=== RECORDS PROVIDED ===

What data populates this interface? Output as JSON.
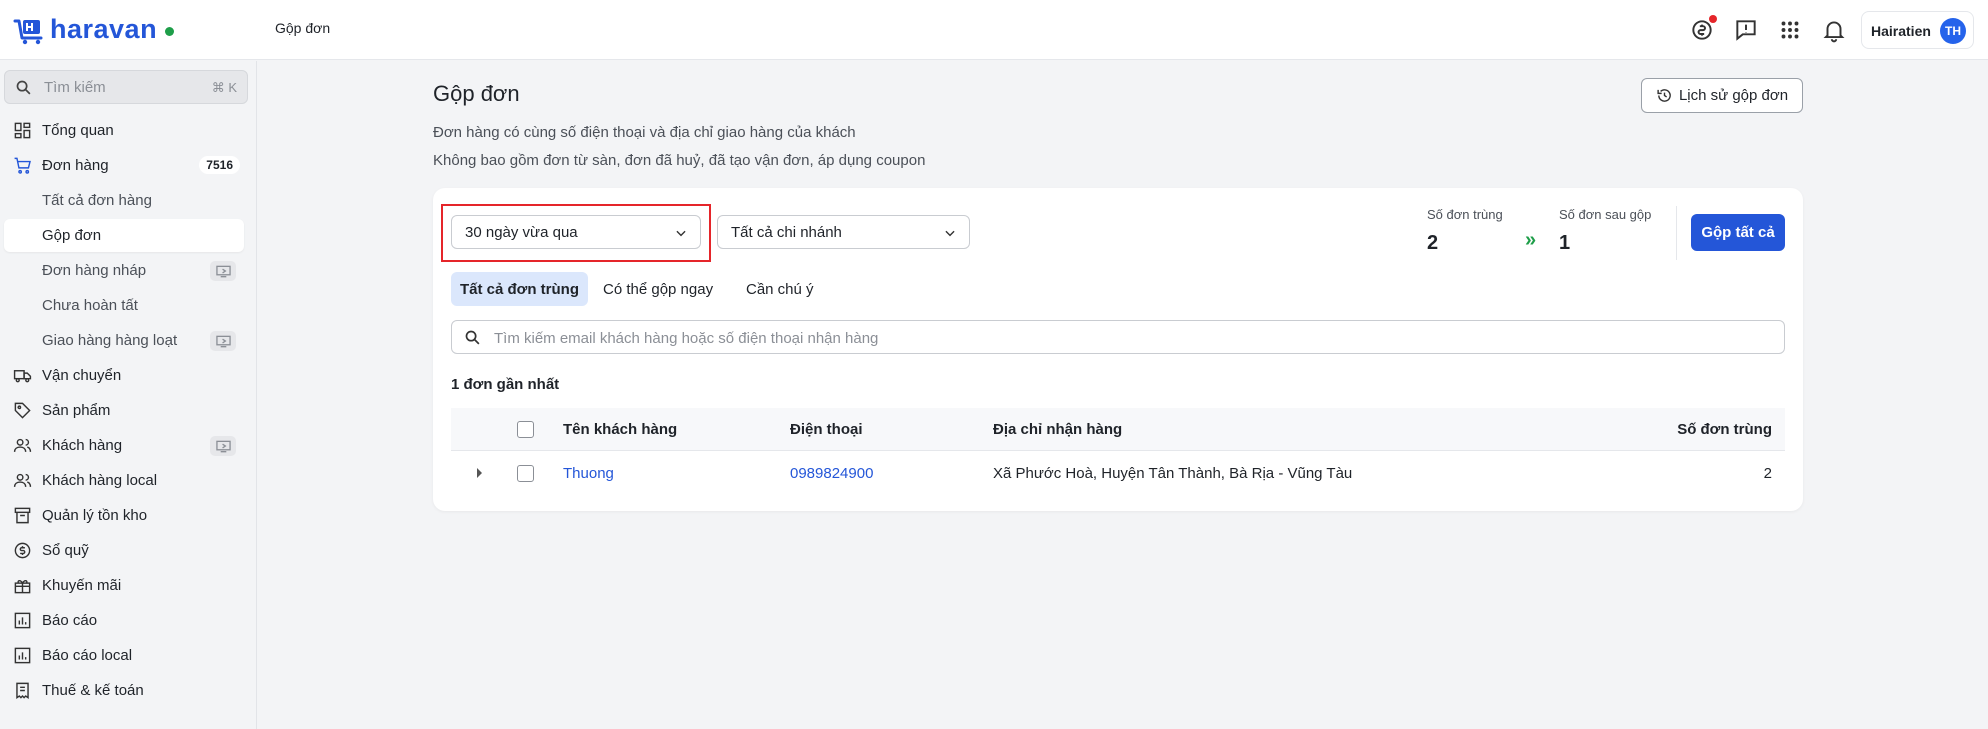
{
  "app": {
    "logo_text": "haravan"
  },
  "breadcrumb": "Gộp đơn",
  "user": {
    "name": "Hairatien",
    "initials": "TH"
  },
  "sidebar": {
    "search_placeholder": "Tìm kiếm",
    "search_shortcut": "⌘ K",
    "items": [
      {
        "label": "Tổng quan",
        "icon": "dashboard-icon"
      },
      {
        "label": "Đơn hàng",
        "icon": "cart-icon",
        "badge": "7516"
      },
      {
        "label": "Tất cả đơn hàng"
      },
      {
        "label": "Gộp đơn"
      },
      {
        "label": "Đơn hàng nháp"
      },
      {
        "label": "Chưa hoàn tất"
      },
      {
        "label": "Giao hàng hàng loạt"
      },
      {
        "label": "Vận chuyển",
        "icon": "truck-icon"
      },
      {
        "label": "Sản phẩm",
        "icon": "tag-icon"
      },
      {
        "label": "Khách hàng",
        "icon": "users-icon"
      },
      {
        "label": "Khách hàng local",
        "icon": "users-icon"
      },
      {
        "label": "Quản lý tồn kho",
        "icon": "archive-icon"
      },
      {
        "label": "Sổ quỹ",
        "icon": "dollar-icon"
      },
      {
        "label": "Khuyến mãi",
        "icon": "gift-icon"
      },
      {
        "label": "Báo cáo",
        "icon": "chart-icon"
      },
      {
        "label": "Báo cáo local",
        "icon": "chart-icon"
      },
      {
        "label": "Thuế & kế toán",
        "icon": "receipt-icon"
      }
    ]
  },
  "page": {
    "title": "Gộp đơn",
    "history_button": "Lịch sử gộp đơn",
    "description_line1": "Đơn hàng có cùng số điện thoại và địa chỉ giao hàng của khách",
    "description_line2": "Không bao gồm đơn từ sàn, đơn đã huỷ, đã tạo vận đơn, áp dụng coupon"
  },
  "filters": {
    "date_range": "30 ngày vừa qua",
    "branch": "Tất cả chi nhánh"
  },
  "stats": {
    "duplicate_label": "Số đơn trùng",
    "duplicate_value": "2",
    "arrow": "»",
    "after_merge_label": "Số đơn sau gộp",
    "after_merge_value": "1",
    "merge_all_button": "Gộp tất cả"
  },
  "tabs": [
    "Tất cả đơn trùng",
    "Có thể gộp ngay",
    "Cần chú ý"
  ],
  "table_search_placeholder": "Tìm kiếm email khách hàng hoặc số điện thoại nhận hàng",
  "count_label": "1 đơn gần nhất",
  "table": {
    "columns": [
      "Tên khách hàng",
      "Điện thoại",
      "Địa chỉ nhận hàng",
      "Số đơn trùng"
    ],
    "rows": [
      {
        "customer": "Thuong",
        "phone": "0989824900",
        "address": "Xã Phước Hoà, Huyện Tân Thành, Bà Rịa - Vũng Tàu",
        "dup_count": "2"
      }
    ]
  }
}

===

**CHALLENGE**
Copy all lines of the material above where the string "nhận" occurs.

**SOLUTION TO THE PROBLEM**
  "table_search_placeholder": "Tìm kiếm email khách hàng hoặc số điện thoại nhận hàng",
      "Địa chỉ nhận hàng",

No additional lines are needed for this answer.